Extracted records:

========

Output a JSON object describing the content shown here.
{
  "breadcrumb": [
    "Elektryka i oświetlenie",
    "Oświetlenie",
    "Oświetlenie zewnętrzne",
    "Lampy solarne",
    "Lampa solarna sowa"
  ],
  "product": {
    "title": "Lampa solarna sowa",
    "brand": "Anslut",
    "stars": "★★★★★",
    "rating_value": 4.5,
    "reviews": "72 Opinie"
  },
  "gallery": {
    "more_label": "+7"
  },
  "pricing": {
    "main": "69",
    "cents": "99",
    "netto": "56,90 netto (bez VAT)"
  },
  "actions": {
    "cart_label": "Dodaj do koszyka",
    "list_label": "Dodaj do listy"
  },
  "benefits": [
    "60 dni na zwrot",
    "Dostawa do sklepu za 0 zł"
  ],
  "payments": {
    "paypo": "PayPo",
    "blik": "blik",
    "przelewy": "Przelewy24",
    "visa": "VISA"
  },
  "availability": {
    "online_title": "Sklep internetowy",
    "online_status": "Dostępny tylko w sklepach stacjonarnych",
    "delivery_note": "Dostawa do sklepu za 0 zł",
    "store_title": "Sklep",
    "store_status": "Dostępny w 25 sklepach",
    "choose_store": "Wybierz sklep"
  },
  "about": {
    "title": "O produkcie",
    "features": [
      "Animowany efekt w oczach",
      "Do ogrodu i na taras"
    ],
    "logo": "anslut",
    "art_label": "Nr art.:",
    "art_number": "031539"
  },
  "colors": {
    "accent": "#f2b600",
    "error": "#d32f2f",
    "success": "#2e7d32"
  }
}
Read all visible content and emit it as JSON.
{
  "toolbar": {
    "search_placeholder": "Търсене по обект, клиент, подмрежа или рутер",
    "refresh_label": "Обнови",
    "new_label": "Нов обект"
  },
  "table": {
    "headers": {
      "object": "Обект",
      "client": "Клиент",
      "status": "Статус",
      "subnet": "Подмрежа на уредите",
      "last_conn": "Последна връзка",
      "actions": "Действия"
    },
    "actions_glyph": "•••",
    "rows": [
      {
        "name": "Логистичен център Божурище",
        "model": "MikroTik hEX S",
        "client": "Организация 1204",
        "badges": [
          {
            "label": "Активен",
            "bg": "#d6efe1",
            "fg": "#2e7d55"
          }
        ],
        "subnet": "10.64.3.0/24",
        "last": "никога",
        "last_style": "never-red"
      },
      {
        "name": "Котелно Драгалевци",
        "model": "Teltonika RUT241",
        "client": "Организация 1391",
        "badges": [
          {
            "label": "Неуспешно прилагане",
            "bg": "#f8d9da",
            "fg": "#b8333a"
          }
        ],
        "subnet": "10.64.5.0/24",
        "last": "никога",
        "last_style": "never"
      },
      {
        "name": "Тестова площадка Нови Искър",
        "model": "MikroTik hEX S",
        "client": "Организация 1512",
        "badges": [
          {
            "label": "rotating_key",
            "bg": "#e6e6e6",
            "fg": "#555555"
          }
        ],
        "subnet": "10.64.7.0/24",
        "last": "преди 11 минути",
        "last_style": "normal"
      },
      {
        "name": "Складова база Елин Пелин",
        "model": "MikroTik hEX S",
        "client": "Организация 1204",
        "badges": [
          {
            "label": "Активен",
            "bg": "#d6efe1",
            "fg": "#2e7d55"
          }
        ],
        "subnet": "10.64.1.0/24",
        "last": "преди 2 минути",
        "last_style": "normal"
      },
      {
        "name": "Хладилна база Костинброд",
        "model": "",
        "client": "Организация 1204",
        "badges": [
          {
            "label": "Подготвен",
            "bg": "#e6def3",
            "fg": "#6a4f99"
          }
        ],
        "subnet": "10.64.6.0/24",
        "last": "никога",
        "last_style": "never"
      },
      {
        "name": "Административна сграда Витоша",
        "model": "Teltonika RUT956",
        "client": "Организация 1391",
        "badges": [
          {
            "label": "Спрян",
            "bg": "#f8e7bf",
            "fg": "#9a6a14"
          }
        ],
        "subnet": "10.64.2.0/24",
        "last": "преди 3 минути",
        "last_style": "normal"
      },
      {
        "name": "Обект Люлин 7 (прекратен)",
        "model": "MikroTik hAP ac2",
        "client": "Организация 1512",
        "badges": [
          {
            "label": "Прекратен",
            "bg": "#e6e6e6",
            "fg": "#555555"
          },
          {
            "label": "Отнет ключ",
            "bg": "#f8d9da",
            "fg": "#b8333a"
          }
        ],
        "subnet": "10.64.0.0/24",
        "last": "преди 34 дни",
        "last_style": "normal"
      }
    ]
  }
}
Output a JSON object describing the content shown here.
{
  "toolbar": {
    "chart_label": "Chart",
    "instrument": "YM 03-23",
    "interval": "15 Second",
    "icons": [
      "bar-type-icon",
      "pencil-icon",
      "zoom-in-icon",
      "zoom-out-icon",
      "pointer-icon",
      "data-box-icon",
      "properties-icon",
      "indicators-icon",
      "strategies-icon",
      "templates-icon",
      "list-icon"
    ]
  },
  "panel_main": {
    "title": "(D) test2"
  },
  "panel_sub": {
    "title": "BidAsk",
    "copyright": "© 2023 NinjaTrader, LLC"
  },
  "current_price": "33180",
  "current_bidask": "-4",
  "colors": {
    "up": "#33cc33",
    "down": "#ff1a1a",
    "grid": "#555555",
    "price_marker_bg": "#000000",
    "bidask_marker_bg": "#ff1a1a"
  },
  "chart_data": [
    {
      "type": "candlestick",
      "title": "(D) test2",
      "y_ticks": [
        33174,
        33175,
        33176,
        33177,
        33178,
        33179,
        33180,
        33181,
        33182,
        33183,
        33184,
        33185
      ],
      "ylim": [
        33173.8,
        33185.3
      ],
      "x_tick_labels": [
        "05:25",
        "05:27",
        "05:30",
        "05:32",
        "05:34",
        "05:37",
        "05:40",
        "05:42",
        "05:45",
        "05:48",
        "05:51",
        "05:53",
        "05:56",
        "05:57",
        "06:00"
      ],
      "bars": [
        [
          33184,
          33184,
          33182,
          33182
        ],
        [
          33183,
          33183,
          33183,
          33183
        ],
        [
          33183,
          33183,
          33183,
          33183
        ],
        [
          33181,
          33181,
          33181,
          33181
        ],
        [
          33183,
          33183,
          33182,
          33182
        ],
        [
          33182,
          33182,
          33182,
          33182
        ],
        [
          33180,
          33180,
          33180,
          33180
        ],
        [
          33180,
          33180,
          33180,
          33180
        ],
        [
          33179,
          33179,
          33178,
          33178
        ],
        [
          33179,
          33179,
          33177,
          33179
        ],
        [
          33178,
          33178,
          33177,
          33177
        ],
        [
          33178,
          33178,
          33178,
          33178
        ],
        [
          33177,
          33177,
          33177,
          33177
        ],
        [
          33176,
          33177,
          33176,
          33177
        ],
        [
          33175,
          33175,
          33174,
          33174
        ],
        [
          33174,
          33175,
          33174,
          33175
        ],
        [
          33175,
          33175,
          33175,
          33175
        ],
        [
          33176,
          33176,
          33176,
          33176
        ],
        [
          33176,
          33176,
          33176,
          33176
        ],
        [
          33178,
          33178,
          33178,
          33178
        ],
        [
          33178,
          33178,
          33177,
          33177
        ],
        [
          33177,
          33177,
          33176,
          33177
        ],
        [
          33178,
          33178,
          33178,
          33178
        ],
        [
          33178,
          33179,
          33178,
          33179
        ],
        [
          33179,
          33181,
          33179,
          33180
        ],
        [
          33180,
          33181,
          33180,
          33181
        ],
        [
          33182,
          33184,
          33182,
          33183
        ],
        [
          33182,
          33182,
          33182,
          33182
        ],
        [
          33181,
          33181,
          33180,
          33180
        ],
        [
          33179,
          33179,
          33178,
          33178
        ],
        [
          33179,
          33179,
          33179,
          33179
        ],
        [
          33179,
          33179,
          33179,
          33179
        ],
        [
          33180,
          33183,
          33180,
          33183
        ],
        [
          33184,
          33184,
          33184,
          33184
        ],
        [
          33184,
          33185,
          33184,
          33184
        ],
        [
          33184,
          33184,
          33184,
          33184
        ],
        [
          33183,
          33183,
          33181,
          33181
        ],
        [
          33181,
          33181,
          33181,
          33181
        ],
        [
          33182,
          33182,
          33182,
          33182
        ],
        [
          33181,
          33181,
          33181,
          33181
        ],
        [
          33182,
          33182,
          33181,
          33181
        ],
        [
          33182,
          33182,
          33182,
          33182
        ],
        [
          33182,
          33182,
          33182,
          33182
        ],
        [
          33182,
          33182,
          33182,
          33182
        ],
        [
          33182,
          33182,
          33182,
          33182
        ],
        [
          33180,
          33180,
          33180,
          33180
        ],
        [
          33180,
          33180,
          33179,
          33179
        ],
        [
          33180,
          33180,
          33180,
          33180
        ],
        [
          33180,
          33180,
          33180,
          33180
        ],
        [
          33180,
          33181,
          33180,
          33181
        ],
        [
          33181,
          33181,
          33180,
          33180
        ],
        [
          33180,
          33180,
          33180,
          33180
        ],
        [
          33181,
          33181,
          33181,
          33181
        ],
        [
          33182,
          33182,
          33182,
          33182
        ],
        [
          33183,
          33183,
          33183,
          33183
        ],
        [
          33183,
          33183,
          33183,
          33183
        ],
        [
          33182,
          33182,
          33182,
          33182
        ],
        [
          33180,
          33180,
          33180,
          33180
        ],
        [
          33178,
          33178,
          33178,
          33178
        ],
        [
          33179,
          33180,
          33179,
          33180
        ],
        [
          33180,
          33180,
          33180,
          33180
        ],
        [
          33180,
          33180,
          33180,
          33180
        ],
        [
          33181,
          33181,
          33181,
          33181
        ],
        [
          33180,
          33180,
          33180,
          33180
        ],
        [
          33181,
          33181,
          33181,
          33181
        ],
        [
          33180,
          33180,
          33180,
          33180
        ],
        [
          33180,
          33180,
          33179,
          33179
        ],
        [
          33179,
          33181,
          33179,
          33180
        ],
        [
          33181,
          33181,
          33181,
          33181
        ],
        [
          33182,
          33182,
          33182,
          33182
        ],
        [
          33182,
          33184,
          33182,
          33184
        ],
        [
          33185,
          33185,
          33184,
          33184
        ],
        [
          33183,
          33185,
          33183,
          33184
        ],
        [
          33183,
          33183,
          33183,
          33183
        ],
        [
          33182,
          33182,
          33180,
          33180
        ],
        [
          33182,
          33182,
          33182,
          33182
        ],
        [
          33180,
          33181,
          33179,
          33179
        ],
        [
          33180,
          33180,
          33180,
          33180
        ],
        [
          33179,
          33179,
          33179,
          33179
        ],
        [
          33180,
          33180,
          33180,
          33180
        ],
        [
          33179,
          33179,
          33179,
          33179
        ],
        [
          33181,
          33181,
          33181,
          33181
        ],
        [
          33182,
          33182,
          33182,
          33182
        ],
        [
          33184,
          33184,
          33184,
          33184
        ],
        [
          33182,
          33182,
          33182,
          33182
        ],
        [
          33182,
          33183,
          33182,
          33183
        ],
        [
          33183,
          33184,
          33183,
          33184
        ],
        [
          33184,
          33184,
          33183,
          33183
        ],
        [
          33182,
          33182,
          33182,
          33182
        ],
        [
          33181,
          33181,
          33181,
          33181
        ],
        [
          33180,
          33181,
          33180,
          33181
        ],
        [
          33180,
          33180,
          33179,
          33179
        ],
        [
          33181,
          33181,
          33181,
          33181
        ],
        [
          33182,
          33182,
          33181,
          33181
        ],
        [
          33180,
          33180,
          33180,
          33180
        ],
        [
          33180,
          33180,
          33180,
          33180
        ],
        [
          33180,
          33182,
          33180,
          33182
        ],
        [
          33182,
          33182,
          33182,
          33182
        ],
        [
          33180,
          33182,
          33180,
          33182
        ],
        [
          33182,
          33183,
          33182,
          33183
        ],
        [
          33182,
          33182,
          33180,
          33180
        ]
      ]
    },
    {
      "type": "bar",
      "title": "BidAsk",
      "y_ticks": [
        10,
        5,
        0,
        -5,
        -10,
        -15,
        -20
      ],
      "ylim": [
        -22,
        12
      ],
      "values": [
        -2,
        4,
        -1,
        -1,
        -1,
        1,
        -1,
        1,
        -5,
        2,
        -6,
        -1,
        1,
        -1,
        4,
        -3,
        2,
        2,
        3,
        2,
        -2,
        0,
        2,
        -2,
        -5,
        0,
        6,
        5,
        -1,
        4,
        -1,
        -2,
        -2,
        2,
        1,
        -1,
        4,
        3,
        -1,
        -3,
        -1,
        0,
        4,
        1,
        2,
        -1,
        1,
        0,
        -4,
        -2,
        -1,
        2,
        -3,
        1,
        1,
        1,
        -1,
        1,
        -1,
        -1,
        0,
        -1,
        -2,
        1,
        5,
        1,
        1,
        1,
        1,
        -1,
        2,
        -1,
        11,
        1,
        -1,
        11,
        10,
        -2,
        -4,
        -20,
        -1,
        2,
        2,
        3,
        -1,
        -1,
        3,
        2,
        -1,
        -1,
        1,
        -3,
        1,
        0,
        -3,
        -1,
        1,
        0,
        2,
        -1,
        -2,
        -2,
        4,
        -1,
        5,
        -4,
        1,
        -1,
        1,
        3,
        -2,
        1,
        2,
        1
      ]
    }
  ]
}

========

[REQUIREMENT]: Gather each line of the listing containing the word "Dostępny" and show it.

[TASK SOLUTION]:
    "online_status": "Dostępny tylko w sklepach stacjonarnych",
    "store_status": "Dostępny w 25 sklepach",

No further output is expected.